→ **Input rows**
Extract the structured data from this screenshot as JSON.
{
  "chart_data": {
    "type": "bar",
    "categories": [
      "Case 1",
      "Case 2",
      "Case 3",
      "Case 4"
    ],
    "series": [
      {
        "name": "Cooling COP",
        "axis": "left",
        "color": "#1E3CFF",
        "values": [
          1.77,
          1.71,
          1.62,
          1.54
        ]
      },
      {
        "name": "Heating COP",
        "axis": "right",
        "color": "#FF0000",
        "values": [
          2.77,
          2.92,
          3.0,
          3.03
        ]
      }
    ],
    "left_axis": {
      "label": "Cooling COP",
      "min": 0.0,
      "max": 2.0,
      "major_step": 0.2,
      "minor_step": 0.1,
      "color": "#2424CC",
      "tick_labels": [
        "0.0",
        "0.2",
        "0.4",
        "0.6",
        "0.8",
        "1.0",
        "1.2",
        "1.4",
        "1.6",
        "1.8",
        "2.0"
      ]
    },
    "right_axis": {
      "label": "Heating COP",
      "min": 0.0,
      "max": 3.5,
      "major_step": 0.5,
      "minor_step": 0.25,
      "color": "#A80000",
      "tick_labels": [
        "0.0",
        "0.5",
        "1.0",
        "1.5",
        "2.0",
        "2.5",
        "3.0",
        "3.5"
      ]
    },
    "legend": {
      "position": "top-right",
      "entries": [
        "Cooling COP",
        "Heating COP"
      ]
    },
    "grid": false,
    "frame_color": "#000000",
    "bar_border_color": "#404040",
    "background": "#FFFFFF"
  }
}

→ **Given instruction**
Print the listing above in its entirety, with every line exact.

→ **Reply**
Extract the structured data from this screenshot as JSON.
{
  "chart_data": {
    "type": "bar",
    "categories": [
      "Case 1",
      "Case 2",
      "Case 3",
      "Case 4"
    ],
    "series": [
      {
        "name": "Cooling COP",
        "axis": "left",
        "color": "#1E3CFF",
        "values": [
          1.77,
          1.71,
          1.62,
          1.54
        ]
      },
      {
        "name": "Heating COP",
        "axis": "right",
        "color": "#FF0000",
        "values": [
          2.77,
          2.92,
          3.0,
          3.03
        ]
      }
    ],
    "left_axis": {
      "label": "Cooling COP",
      "min": 0.0,
      "max": 2.0,
      "major_step": 0.2,
      "minor_step": 0.1,
      "color": "#2424CC",
      "tick_labels": [
        "0.0",
        "0.2",
        "0.4",
        "0.6",
        "0.8",
        "1.0",
        "1.2",
        "1.4",
        "1.6",
        "1.8",
        "2.0"
      ]
    },
    "right_axis": {
      "label": "Heating COP",
      "min": 0.0,
      "max": 3.5,
      "major_step": 0.5,
      "minor_step": 0.25,
      "color": "#A80000",
      "tick_labels": [
        "0.0",
        "0.5",
        "1.0",
        "1.5",
        "2.0",
        "2.5",
        "3.0",
        "3.5"
      ]
    },
    "legend": {
      "position": "top-right",
      "entries": [
        "Cooling COP",
        "Heating COP"
      ]
    },
    "grid": false,
    "frame_color": "#000000",
    "bar_border_color": "#404040",
    "background": "#FFFFFF"
  }
}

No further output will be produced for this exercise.